# Leopard Gecko Clicking Noise



## Reptile-Joel (Jun 28, 2010)

I noticed when I remove my leopard gecko out of his viv and place him on my hand that he makes a strange little clicking noise in his throat. He does it usually when I stroke him. It's not the same noise he makes when I upturn him or make him unhappy but a slow clicking noise every so often, a bit like he has hickups I suppose. He seems perfectly healthy and I'm pretty sure he's always done it. Anyone know what it is?


----------



## Salamanda (May 28, 2008)

sounds like it could be a respiritory problem.


----------



## Reptile-Joel (Jun 28, 2010)

Salamanda said:


> sounds like it could be a respiritory problem.


It's not constant


----------



## madmully (Mar 27, 2010)

I doubt its anything to worry about, sounds just like normal behaviour, part of their natural instincts, just letting you know their a bit nervous or bothered by something, Sleepy Dee has some good info on behaviour.


----------



## norfendz (Jun 30, 2008)

my male does this sometimes when i pick him up i call it him barking lol think its just when they feel a bit uneasy he never does it once hes settled on me and he knows hes not going to fall


----------



## suez (Jul 8, 2007)

clicking like that usually means he is not so happy at being handled.


----------



## Phil75 (Nov 29, 2010)

Ive had this aswell when i check my leo for eggs or turn them over. It sounds like a little snap, freaks me out. I always put them down when they do this as it seems like they are getting stressed out.

Phil


----------



## nuttybabez (Jul 21, 2007)

Its just a way of him letting you know hes not happy - a few of my males do this cos they are grumpy little buggers!! Its not a respiratory problem so don't panic.


----------



## GothGirl (Apr 9, 2008)

Its grumpy noise, don't worry about it. The leo equivalent of "Aww Muuuuuuuuuum!"


----------



## IzzieThompson (Dec 30, 2014)

My male does this too, when hes struggling to climb


----------

Element and region listings
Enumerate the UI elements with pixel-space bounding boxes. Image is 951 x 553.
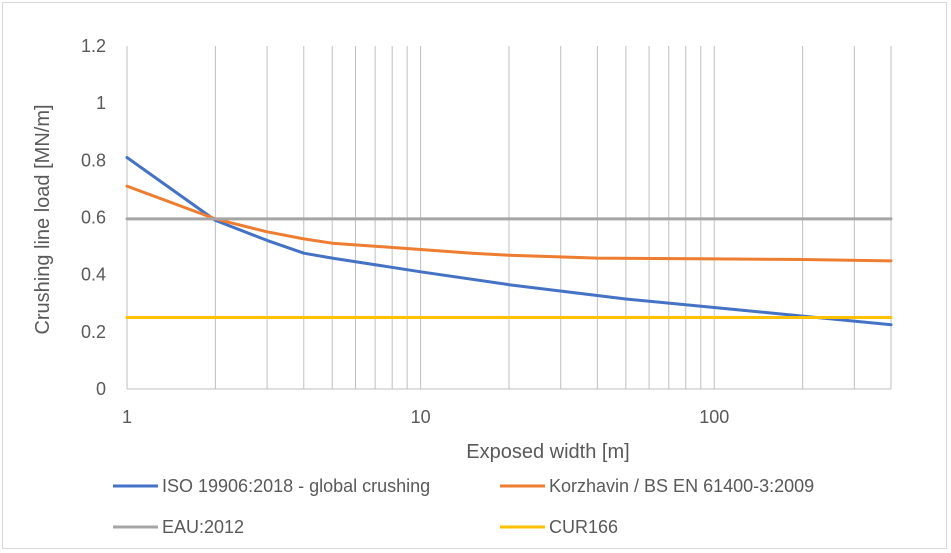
legend-label: Korzhavin / BS EN 61400-3:2009 xyxy=(549,476,814,496)
y-tick-label: 0 xyxy=(96,379,106,399)
series-line-2 xyxy=(125,184,893,263)
y-tick-label: 1.2 xyxy=(81,36,106,56)
legend-label: ISO 19906:2018 - global crushing xyxy=(162,476,430,496)
y-axis-title: Crushing line load [MN/m] xyxy=(32,104,54,334)
x-tick-label: 1 xyxy=(122,407,132,427)
series-lines xyxy=(125,156,893,327)
y-tick-label: 0.6 xyxy=(81,208,106,228)
legend: ISO 19906:2018 - global crushing Korzhavi… xyxy=(113,476,814,537)
tick-labels: 0 0.2 0.4 0.6 0.8 1 1.2 1 10 100 xyxy=(81,36,729,427)
x-axis-title: Exposed width [m] xyxy=(466,441,629,463)
y-tick-label: 0.2 xyxy=(81,322,106,342)
legend-label: CUR166 xyxy=(549,517,618,537)
y-tick-label: 0.8 xyxy=(81,150,106,170)
y-tick-label: 1 xyxy=(96,93,106,113)
legend-label: EAU:2012 xyxy=(162,517,244,537)
series-line-1 xyxy=(125,156,893,327)
x-tick-label: 100 xyxy=(699,407,729,427)
x-tick-label: 10 xyxy=(411,407,431,427)
y-tick-label: 0.4 xyxy=(81,265,106,285)
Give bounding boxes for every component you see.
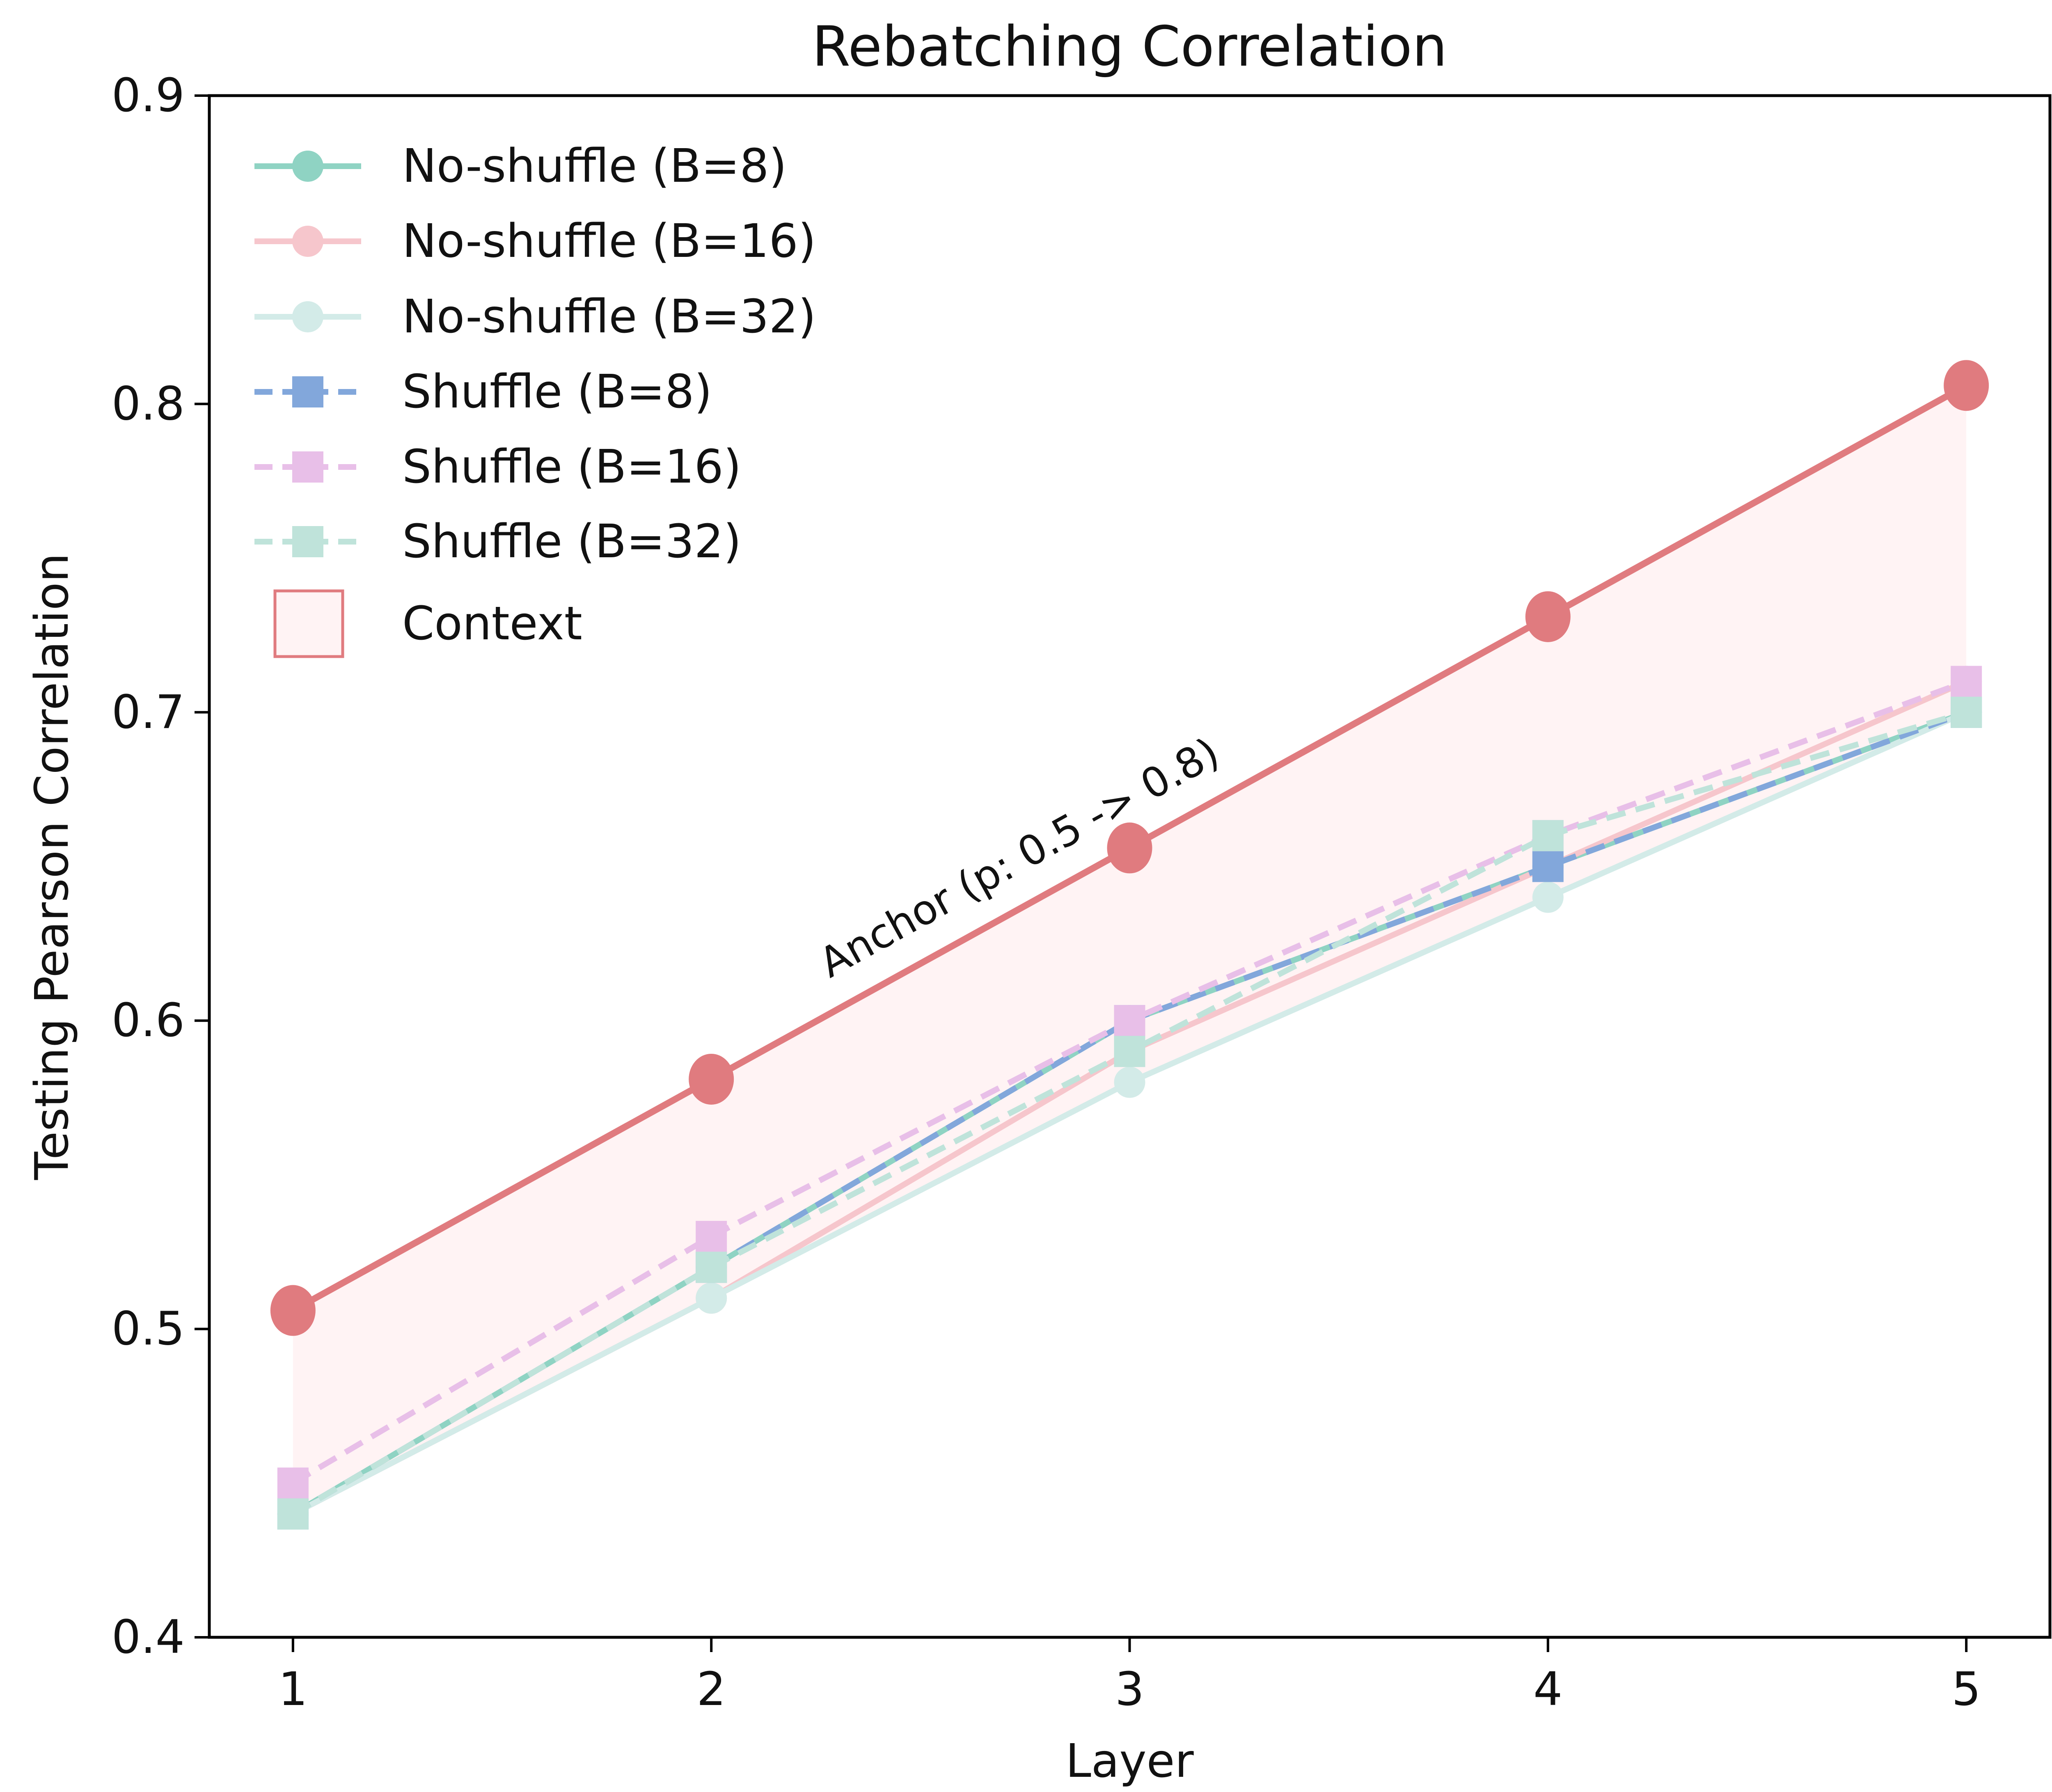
legend-label: Shuffle (B=8) <box>402 365 712 419</box>
legend: No-shuffle (B=8) No-shuffle (B=16) No-shuf… <box>254 140 816 658</box>
series-point <box>1532 851 1564 882</box>
chart-title: Rebatching Correlation <box>812 14 1447 79</box>
legend-entry: No-shuffle (B=32) <box>254 290 816 343</box>
x-tick-label: 5 <box>1952 1663 1981 1716</box>
x-tick-label: 2 <box>697 1663 726 1716</box>
series-point <box>1114 1036 1145 1067</box>
series-point <box>277 1498 309 1530</box>
x-tick-label: 1 <box>278 1663 307 1716</box>
series-point <box>1114 1067 1145 1098</box>
series-point <box>1951 696 1982 728</box>
legend-entry: Shuffle (B=8) <box>254 365 712 419</box>
legend-label: No-shuffle (B=32) <box>402 290 816 343</box>
series-layer <box>277 666 1982 1530</box>
legend-swatch-marker <box>292 301 323 332</box>
x-tick-label: 4 <box>1533 1663 1562 1716</box>
series-point <box>696 1221 727 1252</box>
legend-label: No-shuffle (B=16) <box>402 215 816 268</box>
series-point <box>277 1467 309 1499</box>
legend-label: Context <box>402 597 582 650</box>
legend-label: No-shuffle (B=8) <box>402 140 787 193</box>
anchor-point <box>1525 591 1571 642</box>
legend-entry: Shuffle (B=32) <box>254 515 741 568</box>
series-point <box>1114 1005 1145 1037</box>
anchor-point <box>1107 822 1152 874</box>
y-tick-label: 0.7 <box>112 686 185 739</box>
y-tick-label: 0.8 <box>112 377 185 430</box>
series-point <box>1951 666 1982 697</box>
legend-entry: Context <box>273 589 582 658</box>
axes-layer: 1 2 3 4 5 0.4 0.5 0.6 0.7 0.8 0.9 <box>112 69 1981 1716</box>
x-tick-label: 3 <box>1115 1663 1144 1716</box>
series-point <box>696 1282 727 1314</box>
legend-swatch-marker <box>292 451 323 483</box>
legend-swatch-marker <box>292 376 323 407</box>
series-6 <box>277 696 1982 1530</box>
series-point <box>1532 881 1564 913</box>
legend-label: Shuffle (B=32) <box>402 515 741 568</box>
legend-label: Shuffle (B=16) <box>402 440 741 494</box>
y-axis-label: Testing Pearson Correlation <box>25 553 79 1181</box>
anchor-point <box>1944 360 1989 411</box>
anchor-point <box>689 1053 734 1105</box>
y-tick-label: 0.5 <box>112 1302 185 1356</box>
legend-entry: Shuffle (B=16) <box>254 440 741 494</box>
y-tick-label: 0.9 <box>112 69 185 122</box>
x-axis-label: Layer <box>1065 1735 1194 1788</box>
legend-entry: No-shuffle (B=8) <box>254 140 787 193</box>
legend-entry: No-shuffle (B=16) <box>254 215 816 268</box>
legend-swatch-patch <box>273 589 344 658</box>
anchor-layer <box>270 360 1989 1336</box>
y-tick-label: 0.4 <box>112 1611 185 1664</box>
y-tick-label: 0.6 <box>112 994 185 1047</box>
legend-swatch-marker <box>292 151 323 182</box>
legend-swatch-marker <box>292 526 323 557</box>
legend-swatch-marker <box>292 226 323 257</box>
anchor-point <box>270 1285 316 1336</box>
series-point <box>696 1252 727 1283</box>
series-point <box>1532 820 1564 851</box>
series-line <box>291 709 1967 1517</box>
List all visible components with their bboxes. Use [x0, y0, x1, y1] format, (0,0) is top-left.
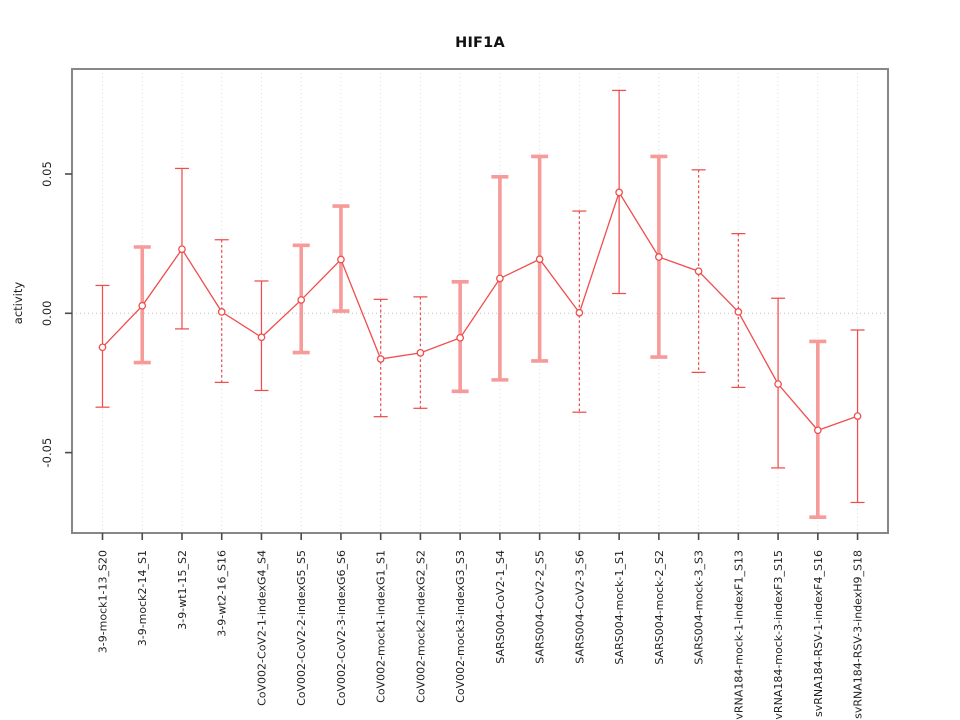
data-point-marker	[297, 296, 306, 304]
y-tick-label: -0.05	[40, 438, 54, 468]
x-tick-label: svRNA184-mock-1-indexF1_S13	[732, 550, 745, 720]
data-point-marker	[655, 253, 663, 261]
x-tick-label: CoV002-mock2-indexG2_S2	[414, 550, 427, 703]
x-tick-label: SARS004-CoV2-2_S5	[534, 550, 547, 664]
x-tick-label: SARS004-mock-3_S3	[693, 550, 706, 665]
x-tick-label: svRNA184-RSV-1-indexF4_S16	[812, 550, 825, 717]
data-point-marker	[615, 188, 623, 197]
data-point-marker	[98, 343, 107, 352]
data-point-marker	[734, 308, 743, 316]
x-tick-label: CoV002-CoV2-2-indexG5_S5	[295, 550, 308, 706]
data-point-marker	[813, 426, 822, 435]
data-point-marker	[853, 412, 862, 420]
data-point-marker	[257, 333, 266, 342]
x-tick-label: SARS004-mock-2_S2	[653, 550, 666, 665]
x-tick-label: 3-9-wt1-15_S2	[176, 550, 189, 630]
x-tick-label: SARS004-CoV2-3_S6	[573, 550, 586, 664]
x-tick-label: SARS004-CoV2-1_S4	[494, 550, 507, 664]
x-tick-label: 3-9-wt2-16_S16	[216, 550, 229, 637]
x-tick-label: CoV002-CoV2-1-indexG4_S4	[255, 550, 268, 706]
data-point-marker	[694, 267, 703, 276]
x-tick-label: SARS004-mock-1_S1	[613, 550, 626, 665]
x-tick-label: CoV002-CoV2-3-indexG6_S6	[335, 550, 348, 706]
x-tick-label: CoV002-mock1-indexG1_S1	[375, 550, 388, 703]
y-axis-title: activity	[11, 282, 25, 325]
series-line	[102, 190, 858, 432]
x-tick-label: CoV002-mock3-indexG3_S3	[454, 550, 467, 703]
y-tick-label: 0.00	[40, 300, 54, 326]
x-tick-label: 3-9-mock1-13_S20	[97, 550, 110, 653]
data-point-marker	[178, 245, 186, 254]
data-point-marker	[337, 255, 345, 264]
data-point-marker	[496, 274, 504, 283]
data-point-marker	[217, 308, 226, 316]
x-tick-label: svRNA184-RSV-3-indexH9_S18	[852, 550, 865, 719]
data-point-marker	[774, 380, 782, 388]
plot-border	[71, 68, 889, 534]
data-point-marker	[376, 355, 385, 363]
x-tick-label: 3-9-mock2-14_S1	[136, 550, 149, 646]
data-point-marker	[575, 308, 584, 317]
data-point-marker	[138, 301, 147, 310]
data-point-marker	[535, 255, 544, 264]
data-point-marker	[456, 333, 465, 342]
data-point-marker	[416, 349, 425, 357]
chart-title: HIF1A	[455, 35, 505, 51]
y-tick-label: 0.05	[40, 161, 54, 187]
x-tick-label: svRNA184-mock-3-indexF3_S15	[772, 550, 785, 720]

**LIST OF TASKS:**
1. In the leopard gecko clicking thread, what does Phil75 always do when the gecko makes the noise?
2. Duplicate the stretch of the leopard gecko clicking thread from "It's not constant" through "info on behaviour.".
3. List every username in the leopard gecko clicking thread whose post header shows a date in 2008.

**FULL ANSWERS:**
1. Phil75 always puts the gecko down.

2.
It's not constant


----------



## madmully (Mar 27, 2010)

I doubt its anything to worry about, sounds just like normal behaviour, part of their natural instincts, just letting you know their a bit nervous or bothered by something, Sleepy Dee has some good info on behaviour.

3. Salamanda (May 28, 2008), norfendz (Jun 30, 2008), GothGirl (Apr 9, 2008)